§ Exercise task
Retype the rows from the very first line through the line containing "data-point bbox=[886, 456, 894, 463]", including that line, with every character unchanged.

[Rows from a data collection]
** begin **
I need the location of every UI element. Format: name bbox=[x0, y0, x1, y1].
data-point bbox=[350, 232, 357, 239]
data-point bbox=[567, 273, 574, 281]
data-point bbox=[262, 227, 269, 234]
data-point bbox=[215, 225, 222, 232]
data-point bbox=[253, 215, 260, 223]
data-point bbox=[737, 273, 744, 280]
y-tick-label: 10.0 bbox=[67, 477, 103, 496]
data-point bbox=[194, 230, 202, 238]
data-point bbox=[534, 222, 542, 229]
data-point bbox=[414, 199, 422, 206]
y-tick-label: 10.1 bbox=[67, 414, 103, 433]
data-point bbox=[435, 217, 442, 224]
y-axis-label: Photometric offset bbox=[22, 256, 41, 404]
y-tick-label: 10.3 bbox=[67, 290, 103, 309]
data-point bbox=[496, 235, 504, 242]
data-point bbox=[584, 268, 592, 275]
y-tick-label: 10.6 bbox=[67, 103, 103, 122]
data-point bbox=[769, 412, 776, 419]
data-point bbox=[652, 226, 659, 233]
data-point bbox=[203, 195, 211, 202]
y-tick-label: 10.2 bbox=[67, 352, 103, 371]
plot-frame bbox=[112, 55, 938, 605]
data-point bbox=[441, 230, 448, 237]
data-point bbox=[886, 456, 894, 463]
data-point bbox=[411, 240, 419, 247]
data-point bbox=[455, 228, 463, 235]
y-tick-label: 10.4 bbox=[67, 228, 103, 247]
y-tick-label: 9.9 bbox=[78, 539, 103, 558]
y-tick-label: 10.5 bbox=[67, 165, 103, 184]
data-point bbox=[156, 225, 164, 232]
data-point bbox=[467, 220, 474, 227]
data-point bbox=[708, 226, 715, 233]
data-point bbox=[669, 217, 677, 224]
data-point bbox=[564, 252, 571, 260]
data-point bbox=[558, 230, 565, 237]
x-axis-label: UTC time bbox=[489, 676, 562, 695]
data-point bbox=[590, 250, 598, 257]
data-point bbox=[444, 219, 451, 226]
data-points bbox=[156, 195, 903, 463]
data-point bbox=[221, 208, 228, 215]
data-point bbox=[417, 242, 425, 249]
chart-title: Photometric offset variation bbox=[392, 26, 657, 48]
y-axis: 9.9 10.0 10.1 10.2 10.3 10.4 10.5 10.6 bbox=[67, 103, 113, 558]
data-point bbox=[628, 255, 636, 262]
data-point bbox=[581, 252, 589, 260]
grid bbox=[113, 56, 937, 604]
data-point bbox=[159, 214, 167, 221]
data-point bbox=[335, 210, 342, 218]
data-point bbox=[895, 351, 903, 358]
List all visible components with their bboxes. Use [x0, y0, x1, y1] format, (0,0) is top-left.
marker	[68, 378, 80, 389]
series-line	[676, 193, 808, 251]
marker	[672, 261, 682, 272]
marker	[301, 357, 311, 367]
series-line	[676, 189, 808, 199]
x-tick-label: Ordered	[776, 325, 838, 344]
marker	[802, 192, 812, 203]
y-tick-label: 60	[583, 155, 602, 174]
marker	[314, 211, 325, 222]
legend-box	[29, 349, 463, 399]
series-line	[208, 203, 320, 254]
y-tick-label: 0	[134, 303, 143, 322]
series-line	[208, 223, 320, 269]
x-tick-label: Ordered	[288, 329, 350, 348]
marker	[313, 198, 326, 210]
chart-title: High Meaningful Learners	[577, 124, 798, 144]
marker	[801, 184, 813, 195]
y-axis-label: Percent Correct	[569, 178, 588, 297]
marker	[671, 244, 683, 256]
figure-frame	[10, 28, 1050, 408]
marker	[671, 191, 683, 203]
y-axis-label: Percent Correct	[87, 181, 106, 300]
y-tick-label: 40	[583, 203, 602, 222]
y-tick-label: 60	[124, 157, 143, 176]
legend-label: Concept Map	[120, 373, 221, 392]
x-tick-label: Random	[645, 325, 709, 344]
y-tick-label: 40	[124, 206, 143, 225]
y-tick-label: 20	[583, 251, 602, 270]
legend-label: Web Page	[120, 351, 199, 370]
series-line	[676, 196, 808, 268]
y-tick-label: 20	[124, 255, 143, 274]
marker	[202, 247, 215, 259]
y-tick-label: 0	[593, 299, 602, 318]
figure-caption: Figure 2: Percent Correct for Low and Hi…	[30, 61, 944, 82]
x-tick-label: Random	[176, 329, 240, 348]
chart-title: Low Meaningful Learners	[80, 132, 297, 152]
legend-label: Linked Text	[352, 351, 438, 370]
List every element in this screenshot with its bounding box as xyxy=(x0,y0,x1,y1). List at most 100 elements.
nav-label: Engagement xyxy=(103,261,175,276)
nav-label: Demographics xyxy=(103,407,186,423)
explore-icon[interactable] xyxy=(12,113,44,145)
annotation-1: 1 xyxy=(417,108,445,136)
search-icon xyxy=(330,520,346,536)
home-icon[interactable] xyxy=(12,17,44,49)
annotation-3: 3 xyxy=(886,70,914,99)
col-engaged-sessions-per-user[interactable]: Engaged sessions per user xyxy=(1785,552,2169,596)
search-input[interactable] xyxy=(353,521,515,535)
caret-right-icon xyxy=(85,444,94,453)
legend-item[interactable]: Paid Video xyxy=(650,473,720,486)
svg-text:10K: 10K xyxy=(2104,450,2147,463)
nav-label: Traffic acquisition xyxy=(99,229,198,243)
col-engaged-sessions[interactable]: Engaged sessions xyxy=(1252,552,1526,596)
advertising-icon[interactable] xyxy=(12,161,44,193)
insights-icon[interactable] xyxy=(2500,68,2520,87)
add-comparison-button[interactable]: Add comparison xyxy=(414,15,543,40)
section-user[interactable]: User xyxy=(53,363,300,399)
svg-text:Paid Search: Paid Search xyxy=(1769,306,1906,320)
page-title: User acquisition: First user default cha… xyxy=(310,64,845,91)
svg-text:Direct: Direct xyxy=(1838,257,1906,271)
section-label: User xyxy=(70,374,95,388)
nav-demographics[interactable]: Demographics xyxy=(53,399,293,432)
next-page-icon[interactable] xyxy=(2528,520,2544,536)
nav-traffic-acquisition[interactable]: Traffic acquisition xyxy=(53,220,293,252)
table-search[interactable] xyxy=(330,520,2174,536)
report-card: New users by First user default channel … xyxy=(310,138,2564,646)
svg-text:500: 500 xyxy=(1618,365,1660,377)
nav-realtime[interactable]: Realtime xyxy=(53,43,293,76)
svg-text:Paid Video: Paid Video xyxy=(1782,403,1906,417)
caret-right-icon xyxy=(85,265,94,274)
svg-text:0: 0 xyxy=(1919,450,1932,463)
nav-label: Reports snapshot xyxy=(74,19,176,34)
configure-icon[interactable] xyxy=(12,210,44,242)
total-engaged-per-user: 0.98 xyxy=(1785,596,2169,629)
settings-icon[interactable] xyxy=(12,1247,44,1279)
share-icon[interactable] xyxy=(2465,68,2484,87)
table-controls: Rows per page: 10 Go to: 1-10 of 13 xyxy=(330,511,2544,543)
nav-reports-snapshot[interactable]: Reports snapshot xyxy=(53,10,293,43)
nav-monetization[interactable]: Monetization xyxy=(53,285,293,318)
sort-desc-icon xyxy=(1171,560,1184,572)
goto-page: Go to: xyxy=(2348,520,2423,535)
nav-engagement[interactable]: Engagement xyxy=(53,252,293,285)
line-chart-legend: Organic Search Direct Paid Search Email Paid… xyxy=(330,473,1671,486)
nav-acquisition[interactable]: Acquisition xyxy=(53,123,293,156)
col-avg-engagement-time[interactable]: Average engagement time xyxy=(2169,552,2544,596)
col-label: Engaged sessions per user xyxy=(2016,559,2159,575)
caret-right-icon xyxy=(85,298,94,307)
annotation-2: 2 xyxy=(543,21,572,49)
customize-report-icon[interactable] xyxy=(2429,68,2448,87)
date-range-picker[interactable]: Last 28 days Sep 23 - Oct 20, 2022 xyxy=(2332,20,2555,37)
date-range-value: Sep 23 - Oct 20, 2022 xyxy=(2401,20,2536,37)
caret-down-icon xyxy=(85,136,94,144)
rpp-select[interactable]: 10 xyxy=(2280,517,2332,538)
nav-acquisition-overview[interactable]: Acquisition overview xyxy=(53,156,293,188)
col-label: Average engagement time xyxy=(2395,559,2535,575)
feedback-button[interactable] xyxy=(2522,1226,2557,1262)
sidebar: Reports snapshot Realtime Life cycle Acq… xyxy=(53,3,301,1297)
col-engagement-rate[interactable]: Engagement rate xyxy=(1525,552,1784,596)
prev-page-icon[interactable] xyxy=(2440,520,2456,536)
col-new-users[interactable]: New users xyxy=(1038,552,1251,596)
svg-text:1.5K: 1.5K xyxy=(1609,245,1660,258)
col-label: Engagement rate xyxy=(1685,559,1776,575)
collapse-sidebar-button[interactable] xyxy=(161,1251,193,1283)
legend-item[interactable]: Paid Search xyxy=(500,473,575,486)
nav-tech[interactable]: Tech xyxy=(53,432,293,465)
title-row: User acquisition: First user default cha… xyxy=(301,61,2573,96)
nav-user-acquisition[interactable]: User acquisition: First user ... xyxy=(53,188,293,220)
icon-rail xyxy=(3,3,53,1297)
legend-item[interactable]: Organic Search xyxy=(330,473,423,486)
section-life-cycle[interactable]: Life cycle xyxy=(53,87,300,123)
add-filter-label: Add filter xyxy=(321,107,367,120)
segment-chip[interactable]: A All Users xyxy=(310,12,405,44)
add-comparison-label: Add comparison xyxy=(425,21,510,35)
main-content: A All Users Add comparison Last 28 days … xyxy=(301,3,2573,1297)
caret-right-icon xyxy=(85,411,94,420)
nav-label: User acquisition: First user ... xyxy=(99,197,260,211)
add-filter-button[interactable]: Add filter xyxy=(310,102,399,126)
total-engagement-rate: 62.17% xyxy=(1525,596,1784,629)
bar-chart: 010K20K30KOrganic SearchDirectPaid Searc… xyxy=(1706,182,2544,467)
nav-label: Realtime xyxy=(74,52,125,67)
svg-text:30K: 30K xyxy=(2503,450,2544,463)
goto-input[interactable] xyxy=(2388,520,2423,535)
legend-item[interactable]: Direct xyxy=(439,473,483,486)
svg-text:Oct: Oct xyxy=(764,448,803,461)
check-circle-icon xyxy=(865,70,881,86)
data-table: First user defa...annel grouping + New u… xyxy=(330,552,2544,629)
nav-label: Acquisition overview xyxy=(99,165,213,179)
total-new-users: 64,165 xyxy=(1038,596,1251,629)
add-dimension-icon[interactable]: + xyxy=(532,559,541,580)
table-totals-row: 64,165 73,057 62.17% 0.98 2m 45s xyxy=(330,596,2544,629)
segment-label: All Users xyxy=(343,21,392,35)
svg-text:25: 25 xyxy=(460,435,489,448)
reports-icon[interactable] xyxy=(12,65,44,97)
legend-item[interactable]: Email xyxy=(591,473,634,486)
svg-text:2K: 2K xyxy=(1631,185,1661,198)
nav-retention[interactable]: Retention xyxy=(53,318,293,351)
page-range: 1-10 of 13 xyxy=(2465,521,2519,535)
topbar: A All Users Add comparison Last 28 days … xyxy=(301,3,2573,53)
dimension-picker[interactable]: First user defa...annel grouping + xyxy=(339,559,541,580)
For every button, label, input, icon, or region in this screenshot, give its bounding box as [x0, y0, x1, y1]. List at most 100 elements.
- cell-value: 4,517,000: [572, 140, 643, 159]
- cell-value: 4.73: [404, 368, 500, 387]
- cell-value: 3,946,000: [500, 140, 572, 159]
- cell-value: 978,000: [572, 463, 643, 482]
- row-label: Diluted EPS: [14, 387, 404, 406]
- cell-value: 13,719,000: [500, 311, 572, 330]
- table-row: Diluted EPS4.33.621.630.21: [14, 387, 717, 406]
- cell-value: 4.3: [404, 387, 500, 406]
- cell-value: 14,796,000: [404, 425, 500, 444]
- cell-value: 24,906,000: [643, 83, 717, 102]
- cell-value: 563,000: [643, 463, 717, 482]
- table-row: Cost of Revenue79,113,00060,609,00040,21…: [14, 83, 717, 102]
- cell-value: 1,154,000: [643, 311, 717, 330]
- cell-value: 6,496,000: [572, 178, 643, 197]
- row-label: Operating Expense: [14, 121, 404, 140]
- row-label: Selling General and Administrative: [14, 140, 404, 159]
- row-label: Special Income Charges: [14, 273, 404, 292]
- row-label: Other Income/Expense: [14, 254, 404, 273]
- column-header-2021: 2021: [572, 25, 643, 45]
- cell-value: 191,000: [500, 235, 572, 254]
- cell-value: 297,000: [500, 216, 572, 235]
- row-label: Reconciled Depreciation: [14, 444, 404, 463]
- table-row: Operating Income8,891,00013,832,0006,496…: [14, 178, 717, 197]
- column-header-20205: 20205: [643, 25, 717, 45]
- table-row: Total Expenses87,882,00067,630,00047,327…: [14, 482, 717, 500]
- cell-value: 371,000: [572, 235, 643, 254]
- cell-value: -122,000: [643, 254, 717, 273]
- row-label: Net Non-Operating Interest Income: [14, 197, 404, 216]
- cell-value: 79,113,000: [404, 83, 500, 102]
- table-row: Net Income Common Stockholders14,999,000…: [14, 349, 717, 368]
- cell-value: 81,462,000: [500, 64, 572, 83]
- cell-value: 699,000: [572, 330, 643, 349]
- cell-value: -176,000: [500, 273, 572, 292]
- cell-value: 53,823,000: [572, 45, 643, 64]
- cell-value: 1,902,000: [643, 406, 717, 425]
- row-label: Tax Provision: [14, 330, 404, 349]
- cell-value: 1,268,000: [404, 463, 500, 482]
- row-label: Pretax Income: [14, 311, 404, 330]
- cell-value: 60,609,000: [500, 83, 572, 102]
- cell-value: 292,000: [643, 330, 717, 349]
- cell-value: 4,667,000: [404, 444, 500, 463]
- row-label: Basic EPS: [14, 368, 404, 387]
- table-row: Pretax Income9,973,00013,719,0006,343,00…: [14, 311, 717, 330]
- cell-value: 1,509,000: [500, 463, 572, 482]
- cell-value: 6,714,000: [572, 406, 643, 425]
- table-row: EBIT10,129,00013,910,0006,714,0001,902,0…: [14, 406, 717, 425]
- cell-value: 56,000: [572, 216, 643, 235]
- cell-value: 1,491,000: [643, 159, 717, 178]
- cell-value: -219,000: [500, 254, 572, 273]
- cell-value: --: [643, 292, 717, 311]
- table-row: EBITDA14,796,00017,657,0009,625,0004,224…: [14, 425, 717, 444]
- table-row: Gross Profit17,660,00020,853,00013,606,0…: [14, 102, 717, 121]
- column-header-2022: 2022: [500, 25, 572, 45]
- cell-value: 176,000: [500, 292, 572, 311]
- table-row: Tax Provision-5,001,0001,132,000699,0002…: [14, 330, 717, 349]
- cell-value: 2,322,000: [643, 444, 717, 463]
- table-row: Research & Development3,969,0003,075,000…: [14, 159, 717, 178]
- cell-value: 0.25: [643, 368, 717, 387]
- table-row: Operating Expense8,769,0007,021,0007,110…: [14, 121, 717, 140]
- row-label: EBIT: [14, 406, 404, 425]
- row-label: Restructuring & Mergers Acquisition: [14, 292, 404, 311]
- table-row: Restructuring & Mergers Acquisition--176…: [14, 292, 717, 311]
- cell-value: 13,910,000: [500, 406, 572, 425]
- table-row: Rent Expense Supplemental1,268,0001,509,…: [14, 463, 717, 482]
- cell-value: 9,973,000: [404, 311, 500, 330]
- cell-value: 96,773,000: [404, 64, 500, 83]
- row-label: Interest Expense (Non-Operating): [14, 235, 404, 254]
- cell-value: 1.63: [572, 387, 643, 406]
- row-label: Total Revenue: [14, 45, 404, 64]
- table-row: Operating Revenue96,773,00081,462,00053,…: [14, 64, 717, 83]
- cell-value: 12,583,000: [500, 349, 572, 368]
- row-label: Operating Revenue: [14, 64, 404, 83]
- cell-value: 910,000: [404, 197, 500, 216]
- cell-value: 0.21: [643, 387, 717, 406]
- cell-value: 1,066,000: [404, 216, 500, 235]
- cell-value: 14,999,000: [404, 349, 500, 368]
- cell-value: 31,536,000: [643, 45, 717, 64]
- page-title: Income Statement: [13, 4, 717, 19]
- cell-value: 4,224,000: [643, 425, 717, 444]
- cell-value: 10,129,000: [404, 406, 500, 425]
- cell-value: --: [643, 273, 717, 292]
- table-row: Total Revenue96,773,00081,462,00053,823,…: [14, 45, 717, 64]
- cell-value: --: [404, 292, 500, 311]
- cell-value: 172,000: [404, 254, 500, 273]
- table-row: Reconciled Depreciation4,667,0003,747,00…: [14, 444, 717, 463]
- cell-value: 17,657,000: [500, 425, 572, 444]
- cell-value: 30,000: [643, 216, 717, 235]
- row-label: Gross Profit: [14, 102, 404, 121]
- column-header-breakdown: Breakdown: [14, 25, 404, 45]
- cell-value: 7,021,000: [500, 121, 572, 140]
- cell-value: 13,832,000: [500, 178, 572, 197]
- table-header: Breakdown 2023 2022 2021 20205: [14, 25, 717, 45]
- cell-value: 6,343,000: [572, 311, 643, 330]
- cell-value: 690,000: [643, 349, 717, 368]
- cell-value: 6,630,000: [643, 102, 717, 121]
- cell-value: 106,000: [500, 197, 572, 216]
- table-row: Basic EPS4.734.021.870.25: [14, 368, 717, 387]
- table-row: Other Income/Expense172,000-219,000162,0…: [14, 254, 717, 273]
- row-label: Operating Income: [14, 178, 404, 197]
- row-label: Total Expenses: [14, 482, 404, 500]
** end **
§ Answer below
I need the location of every UI element. Format: name bbox=[x0, y0, x1, y1].
data-point bbox=[350, 232, 357, 239]
data-point bbox=[567, 273, 574, 281]
data-point bbox=[262, 227, 269, 234]
data-point bbox=[215, 225, 222, 232]
data-point bbox=[253, 215, 260, 223]
data-point bbox=[737, 273, 744, 280]
y-tick-label: 10.0 bbox=[67, 477, 103, 496]
data-point bbox=[194, 230, 202, 238]
data-point bbox=[534, 222, 542, 229]
data-point bbox=[414, 199, 422, 206]
y-tick-label: 10.1 bbox=[67, 414, 103, 433]
data-point bbox=[435, 217, 442, 224]
y-axis-label: Photometric offset bbox=[22, 256, 41, 404]
y-tick-label: 10.3 bbox=[67, 290, 103, 309]
data-point bbox=[496, 235, 504, 242]
data-point bbox=[584, 268, 592, 275]
y-tick-label: 10.6 bbox=[67, 103, 103, 122]
data-point bbox=[769, 412, 776, 419]
data-point bbox=[652, 226, 659, 233]
data-point bbox=[203, 195, 211, 202]
y-tick-label: 10.2 bbox=[67, 352, 103, 371]
plot-frame bbox=[112, 55, 938, 605]
data-point bbox=[441, 230, 448, 237]
data-point bbox=[886, 456, 894, 463]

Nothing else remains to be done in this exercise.